=== Listed records ===

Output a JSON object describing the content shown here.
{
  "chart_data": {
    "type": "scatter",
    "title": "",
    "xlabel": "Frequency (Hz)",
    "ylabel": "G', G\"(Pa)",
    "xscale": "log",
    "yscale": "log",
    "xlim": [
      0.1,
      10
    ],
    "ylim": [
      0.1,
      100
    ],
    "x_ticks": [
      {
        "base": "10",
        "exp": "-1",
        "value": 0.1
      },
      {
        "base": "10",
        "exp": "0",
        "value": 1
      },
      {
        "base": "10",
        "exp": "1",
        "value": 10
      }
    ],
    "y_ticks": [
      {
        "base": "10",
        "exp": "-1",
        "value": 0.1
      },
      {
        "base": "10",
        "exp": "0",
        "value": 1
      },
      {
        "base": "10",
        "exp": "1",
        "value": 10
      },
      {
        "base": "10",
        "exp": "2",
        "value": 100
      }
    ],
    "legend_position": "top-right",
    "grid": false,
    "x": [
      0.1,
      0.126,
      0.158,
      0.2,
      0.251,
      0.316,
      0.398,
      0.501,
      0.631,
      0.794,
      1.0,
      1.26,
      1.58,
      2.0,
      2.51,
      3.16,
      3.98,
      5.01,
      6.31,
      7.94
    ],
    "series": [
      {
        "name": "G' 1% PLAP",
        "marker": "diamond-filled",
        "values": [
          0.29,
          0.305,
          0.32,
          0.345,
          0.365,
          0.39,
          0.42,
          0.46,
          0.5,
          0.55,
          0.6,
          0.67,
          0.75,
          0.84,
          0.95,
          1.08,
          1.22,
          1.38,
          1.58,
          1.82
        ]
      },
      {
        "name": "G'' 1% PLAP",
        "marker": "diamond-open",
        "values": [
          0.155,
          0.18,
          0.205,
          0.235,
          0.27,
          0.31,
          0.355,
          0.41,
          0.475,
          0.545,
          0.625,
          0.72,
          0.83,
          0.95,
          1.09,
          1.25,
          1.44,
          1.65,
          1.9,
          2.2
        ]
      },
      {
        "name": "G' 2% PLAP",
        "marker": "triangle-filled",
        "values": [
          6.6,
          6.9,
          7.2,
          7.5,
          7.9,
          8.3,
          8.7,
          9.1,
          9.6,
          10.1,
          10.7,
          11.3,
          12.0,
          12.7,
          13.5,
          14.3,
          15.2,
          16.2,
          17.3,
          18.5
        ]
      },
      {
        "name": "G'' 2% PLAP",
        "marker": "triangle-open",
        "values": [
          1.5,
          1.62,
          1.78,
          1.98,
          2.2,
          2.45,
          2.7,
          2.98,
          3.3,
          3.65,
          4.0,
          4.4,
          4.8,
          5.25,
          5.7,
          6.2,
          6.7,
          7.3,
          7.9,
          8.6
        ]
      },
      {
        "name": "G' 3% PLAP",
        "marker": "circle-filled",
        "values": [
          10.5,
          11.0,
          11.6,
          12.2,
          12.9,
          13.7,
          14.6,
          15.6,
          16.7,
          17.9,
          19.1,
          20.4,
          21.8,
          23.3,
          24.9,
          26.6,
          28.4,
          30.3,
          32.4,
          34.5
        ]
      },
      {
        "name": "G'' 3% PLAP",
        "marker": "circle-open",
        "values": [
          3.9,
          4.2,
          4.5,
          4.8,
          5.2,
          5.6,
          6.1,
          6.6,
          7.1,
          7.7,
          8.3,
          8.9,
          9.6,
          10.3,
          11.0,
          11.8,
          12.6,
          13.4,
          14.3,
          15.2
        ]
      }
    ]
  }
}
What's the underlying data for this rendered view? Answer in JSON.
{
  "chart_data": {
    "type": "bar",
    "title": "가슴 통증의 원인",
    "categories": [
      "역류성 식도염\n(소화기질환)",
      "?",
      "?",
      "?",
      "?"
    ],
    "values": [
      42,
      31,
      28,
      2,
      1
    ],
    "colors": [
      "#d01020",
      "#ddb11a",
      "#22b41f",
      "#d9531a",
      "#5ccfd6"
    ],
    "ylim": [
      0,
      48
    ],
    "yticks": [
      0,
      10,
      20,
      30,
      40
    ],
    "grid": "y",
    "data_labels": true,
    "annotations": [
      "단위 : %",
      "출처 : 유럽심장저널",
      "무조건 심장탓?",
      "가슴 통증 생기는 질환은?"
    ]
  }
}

===

» **Required work**
Repeat exactly the lines from the one containing "What's the underlying" through the last line of the records above, both included, and nothing else.

» **Written response**
What's the underlying data for this rendered view? Answer in JSON.
{
  "chart_data": {
    "type": "bar",
    "title": "가슴 통증의 원인",
    "categories": [
      "역류성 식도염\n(소화기질환)",
      "?",
      "?",
      "?",
      "?"
    ],
    "values": [
      42,
      31,
      28,
      2,
      1
    ],
    "colors": [
      "#d01020",
      "#ddb11a",
      "#22b41f",
      "#d9531a",
      "#5ccfd6"
    ],
    "ylim": [
      0,
      48
    ],
    "yticks": [
      0,
      10,
      20,
      30,
      40
    ],
    "grid": "y",
    "data_labels": true,
    "annotations": [
      "단위 : %",
      "출처 : 유럽심장저널",
      "무조건 심장탓?",
      "가슴 통증 생기는 질환은?"
    ]
  }
}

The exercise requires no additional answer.